Rewrite the forum thread on the Kubota RTV X1100C from "# Kubota RTV" to "height and quickness.", changing "implements" to "attachments".

● Selected excerpt:

● ● ●

# Kubota RTV X1100C with K-Connect



## etwman

I've waited patiently for two years for this setup and Kubota finally worked out the kinks. It's PTO Shaft driven for the broom and snowblower. You can switch out between implements in about 2 minutes. It has down pressure, float, and works very well. I got a 66" Snowblower, V Plow, and Rotary hyd angle broom. For those who have the Boss V Plow on your Kubota (which I do on my other RTV1100), YES this v plow was redesigned and lifts and angles to the same height and quickness.

The snowblower has hyd chute rotation and hyd deflector all from inside the cab, very slick.

There is no other UTV on the market that offers this type of setup. From everything I can find I'm one of the very first ones out there to have it, it's not even shown on their website yet and there's no videos out there of it anywhere.


----------



## 1olddogtwo

No salter?


----------



## etwman

You can easily get one, i haven't as of yet.


----------



## sns250

Nice setup, we purchased a new 1100 this year and looked into that pretty heavily as well. To replace our toolcat that just became an electrical nightmare with all the salt. 

There were some questions that no one could answer about the broom cause that is what I wanted to replace the broom on the toolcat, maybe you can. Everyone told us that the hydraulic broom on the kubota didn't really spin fast enough to effectively move snow. Does the pto driven one seem better? Does the broom angle left and right? Finally what is the overal width of the broom?

Nice machine! We ended up putting a western v on ours cause of the unknown answers above. Coincidently we are looking at a second one now for another sidewalk route.


----------



## etwman

The broom is 66" wide, hydraulic angle, and yes it'll spin fast enough. The PTO is fast. In the RTV, on the left side of your seat, is a throttle lock. You run it up to full throttle and lock it. Then use the pedal to move it forward/reverse, much like a tractor. You do the same with the snowblower. Kubota took their time to get this right, and from all I can tell they did. The blower does rattle a little when you lift it all the way with the PTO on, i think this was one thing they worked on, but at the end of the day you really don't need to lift a blower all the way up with the PTO on anyway.

The nice thing with this is its alot more compact than a tool cat. Yest a tool cat can do alot more, but when it comes to putting one on a sidewalk this works well..


----------



## sns250

Thanks for the reply, I agree it seems much smaller although it is a couple inches wider than the toolcat. We never used our toolcat for anything other than snow so I think the kubota will be perfect.

Did you also have to put the hydraulic package on the kubota with the pto to run everything? Looking at 35-40k for that setup?


----------



## etwman

Yes, and from what I hear it was pretty complicated to put it all on, so you'd definitely want a dealer to do it all. You can take everything off the front of the machine to make it look like a regular RTV in about 10 min, so you don't have that whole frame in the front. The ground clearance is still pretty good either way.

Right in that price range, yes.

● ● ●

● Data listing:

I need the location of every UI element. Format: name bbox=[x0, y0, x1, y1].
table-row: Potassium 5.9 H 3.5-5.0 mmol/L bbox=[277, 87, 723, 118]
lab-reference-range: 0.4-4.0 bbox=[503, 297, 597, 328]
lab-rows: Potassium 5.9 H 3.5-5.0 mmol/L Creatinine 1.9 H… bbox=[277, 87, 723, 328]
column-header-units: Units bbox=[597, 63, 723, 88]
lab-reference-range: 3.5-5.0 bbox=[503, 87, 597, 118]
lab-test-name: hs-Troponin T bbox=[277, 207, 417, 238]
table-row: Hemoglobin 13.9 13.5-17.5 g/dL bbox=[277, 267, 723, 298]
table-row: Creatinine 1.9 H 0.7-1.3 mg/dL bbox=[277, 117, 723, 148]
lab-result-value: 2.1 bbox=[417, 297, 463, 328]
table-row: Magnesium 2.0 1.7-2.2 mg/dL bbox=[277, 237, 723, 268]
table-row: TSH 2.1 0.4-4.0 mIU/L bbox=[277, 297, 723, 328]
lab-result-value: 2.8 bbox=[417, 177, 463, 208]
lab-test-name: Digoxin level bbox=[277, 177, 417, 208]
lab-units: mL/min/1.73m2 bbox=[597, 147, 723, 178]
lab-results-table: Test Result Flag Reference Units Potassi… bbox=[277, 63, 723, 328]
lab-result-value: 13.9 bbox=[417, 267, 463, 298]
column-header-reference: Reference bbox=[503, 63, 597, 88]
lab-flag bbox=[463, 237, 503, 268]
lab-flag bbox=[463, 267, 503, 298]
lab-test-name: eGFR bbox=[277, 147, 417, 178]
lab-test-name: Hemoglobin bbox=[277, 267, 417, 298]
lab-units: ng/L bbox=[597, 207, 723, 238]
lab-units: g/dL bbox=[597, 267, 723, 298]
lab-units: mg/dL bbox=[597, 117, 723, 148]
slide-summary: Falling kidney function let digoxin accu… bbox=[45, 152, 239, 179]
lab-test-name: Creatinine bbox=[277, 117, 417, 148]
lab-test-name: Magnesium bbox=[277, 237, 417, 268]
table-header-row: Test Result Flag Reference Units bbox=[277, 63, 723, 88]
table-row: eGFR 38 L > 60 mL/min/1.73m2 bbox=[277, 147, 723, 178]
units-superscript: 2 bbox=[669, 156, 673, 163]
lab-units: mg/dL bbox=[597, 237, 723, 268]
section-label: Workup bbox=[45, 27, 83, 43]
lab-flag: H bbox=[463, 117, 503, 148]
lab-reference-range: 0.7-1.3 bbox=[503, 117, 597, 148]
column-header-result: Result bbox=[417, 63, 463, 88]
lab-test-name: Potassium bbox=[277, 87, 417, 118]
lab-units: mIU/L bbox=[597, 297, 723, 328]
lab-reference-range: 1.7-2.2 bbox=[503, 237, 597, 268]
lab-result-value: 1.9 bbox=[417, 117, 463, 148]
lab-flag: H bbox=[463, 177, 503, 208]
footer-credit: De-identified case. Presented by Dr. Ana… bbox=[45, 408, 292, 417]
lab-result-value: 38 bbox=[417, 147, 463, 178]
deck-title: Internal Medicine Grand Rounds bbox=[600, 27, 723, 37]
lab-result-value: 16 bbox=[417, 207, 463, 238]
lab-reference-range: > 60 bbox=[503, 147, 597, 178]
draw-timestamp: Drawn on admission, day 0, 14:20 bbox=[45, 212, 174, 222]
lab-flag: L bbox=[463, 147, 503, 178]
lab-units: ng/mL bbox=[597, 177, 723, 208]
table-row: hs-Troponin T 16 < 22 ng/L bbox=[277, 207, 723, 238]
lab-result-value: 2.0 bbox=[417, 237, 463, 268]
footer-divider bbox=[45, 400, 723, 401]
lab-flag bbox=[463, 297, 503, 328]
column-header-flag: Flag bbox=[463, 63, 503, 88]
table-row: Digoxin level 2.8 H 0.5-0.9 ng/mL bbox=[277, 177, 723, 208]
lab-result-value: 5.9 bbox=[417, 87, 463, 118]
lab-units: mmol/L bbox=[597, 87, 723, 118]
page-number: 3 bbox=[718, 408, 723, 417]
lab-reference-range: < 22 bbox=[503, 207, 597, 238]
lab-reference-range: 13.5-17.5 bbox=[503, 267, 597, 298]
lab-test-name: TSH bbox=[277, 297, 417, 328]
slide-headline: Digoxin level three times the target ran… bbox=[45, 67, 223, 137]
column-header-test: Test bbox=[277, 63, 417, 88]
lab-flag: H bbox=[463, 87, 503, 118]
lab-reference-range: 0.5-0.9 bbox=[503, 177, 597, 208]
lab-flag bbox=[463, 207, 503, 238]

● ● ●

● Answer area:
# Kubota RTV X1100C with K-Connect



## etwman

I've waited patiently for two years for this setup and Kubota finally worked out the kinks. It's PTO Shaft driven for the broom and snowblower. You can switch out between attachments in about 2 minutes. It has down pressure, float, and works very well. I got a 66" Snowblower, V Plow, and Rotary hyd angle broom. For those who have the Boss V Plow on your Kubota (which I do on my other RTV1100), YES this v plow was redesigned and lifts and angles to the same height and quickness.